__EXERCISE REQUIREMENTS__.
Return the full listing exactly as it is written.

__EXERCISE INPUT__.
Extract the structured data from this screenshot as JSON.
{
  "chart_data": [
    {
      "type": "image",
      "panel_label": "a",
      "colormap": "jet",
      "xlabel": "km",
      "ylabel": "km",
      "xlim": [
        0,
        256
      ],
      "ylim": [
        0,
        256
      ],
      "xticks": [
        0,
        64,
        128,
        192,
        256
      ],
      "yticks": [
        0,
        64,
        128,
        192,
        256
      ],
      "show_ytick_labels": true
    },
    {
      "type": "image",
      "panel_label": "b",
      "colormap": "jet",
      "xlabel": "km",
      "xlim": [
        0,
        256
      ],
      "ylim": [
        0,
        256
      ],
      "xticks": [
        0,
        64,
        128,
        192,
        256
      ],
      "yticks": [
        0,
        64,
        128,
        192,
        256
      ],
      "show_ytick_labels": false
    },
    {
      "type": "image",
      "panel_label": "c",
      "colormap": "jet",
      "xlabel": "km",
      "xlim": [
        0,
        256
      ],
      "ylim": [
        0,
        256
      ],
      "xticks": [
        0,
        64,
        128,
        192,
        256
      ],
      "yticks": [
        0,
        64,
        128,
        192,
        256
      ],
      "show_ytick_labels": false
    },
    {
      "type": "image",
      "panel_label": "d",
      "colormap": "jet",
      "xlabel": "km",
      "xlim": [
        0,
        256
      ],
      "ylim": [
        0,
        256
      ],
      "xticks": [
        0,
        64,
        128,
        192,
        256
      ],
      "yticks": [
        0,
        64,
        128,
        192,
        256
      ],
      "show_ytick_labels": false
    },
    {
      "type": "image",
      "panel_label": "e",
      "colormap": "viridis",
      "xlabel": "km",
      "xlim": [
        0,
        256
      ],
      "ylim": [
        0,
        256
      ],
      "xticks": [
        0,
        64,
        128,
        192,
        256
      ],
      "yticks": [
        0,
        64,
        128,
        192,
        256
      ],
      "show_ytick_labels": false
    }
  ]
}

__COMPLETED TASK__.
Extract the structured data from this screenshot as JSON.
{
  "chart_data": [
    {
      "type": "image",
      "panel_label": "a",
      "colormap": "jet",
      "xlabel": "km",
      "ylabel": "km",
      "xlim": [
        0,
        256
      ],
      "ylim": [
        0,
        256
      ],
      "xticks": [
        0,
        64,
        128,
        192,
        256
      ],
      "yticks": [
        0,
        64,
        128,
        192,
        256
      ],
      "show_ytick_labels": true
    },
    {
      "type": "image",
      "panel_label": "b",
      "colormap": "jet",
      "xlabel": "km",
      "xlim": [
        0,
        256
      ],
      "ylim": [
        0,
        256
      ],
      "xticks": [
        0,
        64,
        128,
        192,
        256
      ],
      "yticks": [
        0,
        64,
        128,
        192,
        256
      ],
      "show_ytick_labels": false
    },
    {
      "type": "image",
      "panel_label": "c",
      "colormap": "jet",
      "xlabel": "km",
      "xlim": [
        0,
        256
      ],
      "ylim": [
        0,
        256
      ],
      "xticks": [
        0,
        64,
        128,
        192,
        256
      ],
      "yticks": [
        0,
        64,
        128,
        192,
        256
      ],
      "show_ytick_labels": false
    },
    {
      "type": "image",
      "panel_label": "d",
      "colormap": "jet",
      "xlabel": "km",
      "xlim": [
        0,
        256
      ],
      "ylim": [
        0,
        256
      ],
      "xticks": [
        0,
        64,
        128,
        192,
        256
      ],
      "yticks": [
        0,
        64,
        128,
        192,
        256
      ],
      "show_ytick_labels": false
    },
    {
      "type": "image",
      "panel_label": "e",
      "colormap": "viridis",
      "xlabel": "km",
      "xlim": [
        0,
        256
      ],
      "ylim": [
        0,
        256
      ],
      "xticks": [
        0,
        64,
        128,
        192,
        256
      ],
      "yticks": [
        0,
        64,
        128,
        192,
        256
      ],
      "show_ytick_labels": false
    }
  ]
}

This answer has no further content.